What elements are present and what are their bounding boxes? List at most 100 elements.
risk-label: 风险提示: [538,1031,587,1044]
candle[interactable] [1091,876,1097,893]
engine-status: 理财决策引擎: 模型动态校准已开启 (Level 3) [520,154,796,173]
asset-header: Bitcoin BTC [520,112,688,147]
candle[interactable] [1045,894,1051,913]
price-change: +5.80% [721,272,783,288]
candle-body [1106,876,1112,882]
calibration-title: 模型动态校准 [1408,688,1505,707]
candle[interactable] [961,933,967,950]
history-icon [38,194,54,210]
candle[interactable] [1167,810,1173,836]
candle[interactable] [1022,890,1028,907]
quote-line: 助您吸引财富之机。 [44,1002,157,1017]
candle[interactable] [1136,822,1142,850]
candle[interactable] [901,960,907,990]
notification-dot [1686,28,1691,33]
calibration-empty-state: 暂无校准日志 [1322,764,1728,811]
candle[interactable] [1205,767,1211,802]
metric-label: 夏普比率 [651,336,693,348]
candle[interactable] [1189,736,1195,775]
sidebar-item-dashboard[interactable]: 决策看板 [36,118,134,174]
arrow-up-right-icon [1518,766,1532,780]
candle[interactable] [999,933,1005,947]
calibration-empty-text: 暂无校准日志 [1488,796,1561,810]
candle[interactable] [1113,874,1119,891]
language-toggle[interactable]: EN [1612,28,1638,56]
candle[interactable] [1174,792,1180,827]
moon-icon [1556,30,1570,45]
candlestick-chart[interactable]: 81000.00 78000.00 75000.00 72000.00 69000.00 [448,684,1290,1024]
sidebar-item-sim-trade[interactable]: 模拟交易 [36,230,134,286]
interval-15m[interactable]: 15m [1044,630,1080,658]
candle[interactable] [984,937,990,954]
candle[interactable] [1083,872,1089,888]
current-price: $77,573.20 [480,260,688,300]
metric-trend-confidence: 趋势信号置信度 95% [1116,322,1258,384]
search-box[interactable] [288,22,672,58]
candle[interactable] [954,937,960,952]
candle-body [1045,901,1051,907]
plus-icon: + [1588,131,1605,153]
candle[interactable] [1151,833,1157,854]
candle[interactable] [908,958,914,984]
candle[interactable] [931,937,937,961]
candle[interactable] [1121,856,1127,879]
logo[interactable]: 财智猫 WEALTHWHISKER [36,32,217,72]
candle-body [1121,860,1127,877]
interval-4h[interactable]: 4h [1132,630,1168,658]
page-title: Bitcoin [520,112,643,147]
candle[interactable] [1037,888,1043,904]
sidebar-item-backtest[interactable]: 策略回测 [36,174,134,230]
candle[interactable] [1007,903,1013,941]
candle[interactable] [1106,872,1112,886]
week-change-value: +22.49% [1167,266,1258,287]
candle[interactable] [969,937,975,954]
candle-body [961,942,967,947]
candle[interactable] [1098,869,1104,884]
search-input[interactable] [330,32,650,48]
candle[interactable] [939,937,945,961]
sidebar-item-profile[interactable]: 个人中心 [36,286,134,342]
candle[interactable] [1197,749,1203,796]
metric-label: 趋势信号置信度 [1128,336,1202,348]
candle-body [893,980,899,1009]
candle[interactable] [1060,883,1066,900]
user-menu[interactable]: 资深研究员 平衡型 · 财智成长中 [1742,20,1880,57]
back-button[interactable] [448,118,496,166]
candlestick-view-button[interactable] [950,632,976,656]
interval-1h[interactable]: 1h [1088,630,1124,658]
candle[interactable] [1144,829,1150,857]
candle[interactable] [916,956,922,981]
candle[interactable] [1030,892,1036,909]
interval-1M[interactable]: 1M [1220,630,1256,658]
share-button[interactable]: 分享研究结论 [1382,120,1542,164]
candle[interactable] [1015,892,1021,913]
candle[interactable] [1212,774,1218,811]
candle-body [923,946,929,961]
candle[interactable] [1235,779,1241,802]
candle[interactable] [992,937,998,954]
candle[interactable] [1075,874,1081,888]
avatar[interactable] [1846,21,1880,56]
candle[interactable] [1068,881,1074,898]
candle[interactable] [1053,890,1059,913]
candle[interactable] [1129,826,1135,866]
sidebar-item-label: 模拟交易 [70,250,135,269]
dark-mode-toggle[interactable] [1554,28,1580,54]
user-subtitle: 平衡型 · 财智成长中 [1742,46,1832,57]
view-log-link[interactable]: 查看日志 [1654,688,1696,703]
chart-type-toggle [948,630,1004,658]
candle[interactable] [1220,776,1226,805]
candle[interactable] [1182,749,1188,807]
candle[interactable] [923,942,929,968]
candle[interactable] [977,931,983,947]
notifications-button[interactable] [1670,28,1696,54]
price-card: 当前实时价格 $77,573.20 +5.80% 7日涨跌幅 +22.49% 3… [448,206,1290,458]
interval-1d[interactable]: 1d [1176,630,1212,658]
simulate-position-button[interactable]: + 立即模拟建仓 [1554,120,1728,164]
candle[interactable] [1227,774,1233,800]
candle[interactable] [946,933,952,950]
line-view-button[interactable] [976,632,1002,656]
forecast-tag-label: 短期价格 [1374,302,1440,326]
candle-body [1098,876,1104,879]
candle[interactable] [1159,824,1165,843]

________

- Exercise requirements
Convert the records above into a JSON list of strings, one string per line, with blank lines omitted.

- Response to this exercise
[
  "What elements are present and what are their bounding boxes? List at most 100 elements.",
  "risk-label: 风险提示: [538,1031,587,1044]",
  "candle[interactable] [1091,876,1097,893]",
  "engine-status: 理财决策引擎: 模型动态校准已开启 (Level 3) [520,154,796,173]",
  "asset-header: Bitcoin BTC [520,112,688,147]",
  "candle[interactable] [1045,894,1051,913]",
  "price-change: +5.80% [721,272,783,288]",
  "candle-body [1106,876,1112,882]",
  "calibration-title: 模型动态校准 [1408,688,1505,707]",
  "candle[interactable] [961,933,967,950]",
  "history-icon [38,194,54,210]",
  "candle[interactable] [1167,810,1173,836]",
  "candle[interactable] [1022,890,1028,907]",
  "quote-line: 助您吸引财富之机。 [44,1002,157,1017]",
  "candle[interactable] [1136,822,1142,850]",
  "candle[interactable] [901,960,907,990]",
  "notification-dot [1686,28,1691,33]",
  "calibration-empty-state: 暂无校准日志 [1322,764,1728,811]",
  "candle[interactable] [1205,767,1211,802]",
  "metric-label: 夏普比率 [651,336,693,348]",
  "candle[interactable] [1189,736,1195,775]",
  "sidebar-item-dashboard[interactable]: 决策看板 [36,118,134,174]",
  "arrow-up-right-icon [1518,766,1532,780]",
  "candle[interactable] [999,933,1005,947]",
  "calibration-empty-text: 暂无校准日志 [1488,796,1561,810]",
  "candle[interactable] [1113,874,1119,891]",
  "language-toggle[interactable]: EN [1612,28,1638,56]",
  "candle[interactable] [1174,792,1180,827]",
  "moon-icon [1556,30,1570,45]",
  "candlestick-chart[interactable]: 81000.00 78000.00 75000.00 72000.00 69000.00 [448,684,1290,1024]",
  "sidebar-item-sim-trade[interactable]: 模拟交易 [36,230,134,286]",
  "interval-15m[interactable]: 15m [1044,630,1080,658]",
  "candle[interactable] [984,937,990,954]",
  "candle[interactable] [1083,872,1089,888]",
  "current-price: $77,573.20 [480,260,688,300]",
  "metric-trend-confidence: 趋势信号置信度 95% [1116,322,1258,384]",
  "search-box[interactable] [288,22,672,58]",
  "candle[interactable] [954,937,960,952]",
  "candle-body [1045,901,1051,907]",
  "plus-icon: + [1588,131,1605,153]",
  "candle[interactable] [1151,833,1157,854]",
  "candle[interactable] [908,958,914,984]",
  "candle[interactable] [931,937,937,961]",
  "candle[interactable] [1121,856,1127,879]",
  "logo[interactable]: 财智猫 WEALTHWHISKER [36,32,217,72]",
  "candle-body [1121,860,1127,877]",
  "interval-4h[interactable]: 4h [1132,630,1168,658]",
  "page-title: Bitcoin [520,112,643,147]",
  "candle[interactable] [1037,888,1043,904]",
  "sidebar-item-backtest[interactable]: 策略回测 [36,174,134,230]",
  "candle[interactable] [1007,903,1013,941]",
  "candle[interactable] [1106,872,1112,886]",
  "week-change-value: +22.49% [1167,266,1258,287]",
  "candle[interactable] [969,937,975,954]",
  "candle-body [961,942,967,947]",
  "candle[interactable] [1098,869,1104,884]",
  "search-input[interactable] [330,32,650,48]",
  "candle[interactable] [939,937,945,961]",
  "sidebar-item-profile[interactable]: 个人中心 [36,286,134,342]",
  "candle[interactable] [1197,749,1203,796]",
  "metric-label: 趋势信号置信度 [1128,336,1202,348]",
  "candle-body [893,980,899,1009]",
  "candle[interactable] [1060,883,1066,900]",
  "user-menu[interactable]: 资深研究员 平衡型 · 财智成长中 [1742,20,1880,57]",
  "back-button[interactable] [448,118,496,166]",
  "candlestick-view-button[interactable] [950,632,976,656]",
  "interval-1h[interactable]: 1h [1088,630,1124,658]",
  "candle[interactable] [1144,829,1150,857]",
  "candle[interactable] [916,956,922,981]",
  "candle[interactable] [1030,892,1036,909]",
  "interval-1M[interactable]: 1M [1220,630,1256,658]",
  "share-button[interactable]: 分享研究结论 [1382,120,1542,164]",
  "candle[interactable] [1015,892,1021,913]",
  "candle[interactable] [1212,774,1218,811]",
  "candle-body [923,946,929,961]",
  "candle[interactable] [1235,779,1241,802]",
  "candle[interactable] [992,937,998,954]",
  "candle[interactable] [1075,874,1081,888]",
  "avatar[interactable] [1846,21,1880,56]",
  "candle[interactable] [1068,881,1074,898]",
  "candle[interactable] [1053,890,1059,913]",
  "candle[interactable] [1129,826,1135,866]",
  "sidebar-item-label: 模拟交易 [70,250,135,269]",
  "dark-mode-toggle[interactable] [1554,28,1580,54]",
  "user-subtitle: 平衡型 · 财智成长中 [1742,46,1832,57]",
  "view-log-link[interactable]: 查看日志 [1654,688,1696,703]",
  "chart-type-toggle [948,630,1004,658]",
  "candle[interactable] [1220,776,1226,805]",
  "candle[interactable] [1182,749,1188,807]",
  "candle[interactable] [923,942,929,968]",
  "candle[interactable] [977,931,983,947]",
  "notifications-button[interactable] [1670,28,1696,54]",
  "price-card: 当前实时价格 $77,573.20 +5.80% 7日涨跌幅 +22.49% 3… [448,206,1290,458]",
  "interval-1d[interactable]: 1d [1176,630,1212,658]",
  "simulate-position-button[interactable]: + 立即模拟建仓 [1554,120,1728,164]",
  "candle[interactable] [1227,774,1233,800]",
  "candle[interactable] [946,933,952,950]",
  "line-view-button[interactable] [976,632,1002,656]",
  "forecast-tag-label: 短期价格 [1374,302,1440,326]",
  "candle-body [1098,876,1104,879]",
  "candle[interactable] [1159,824,1165,843]"
]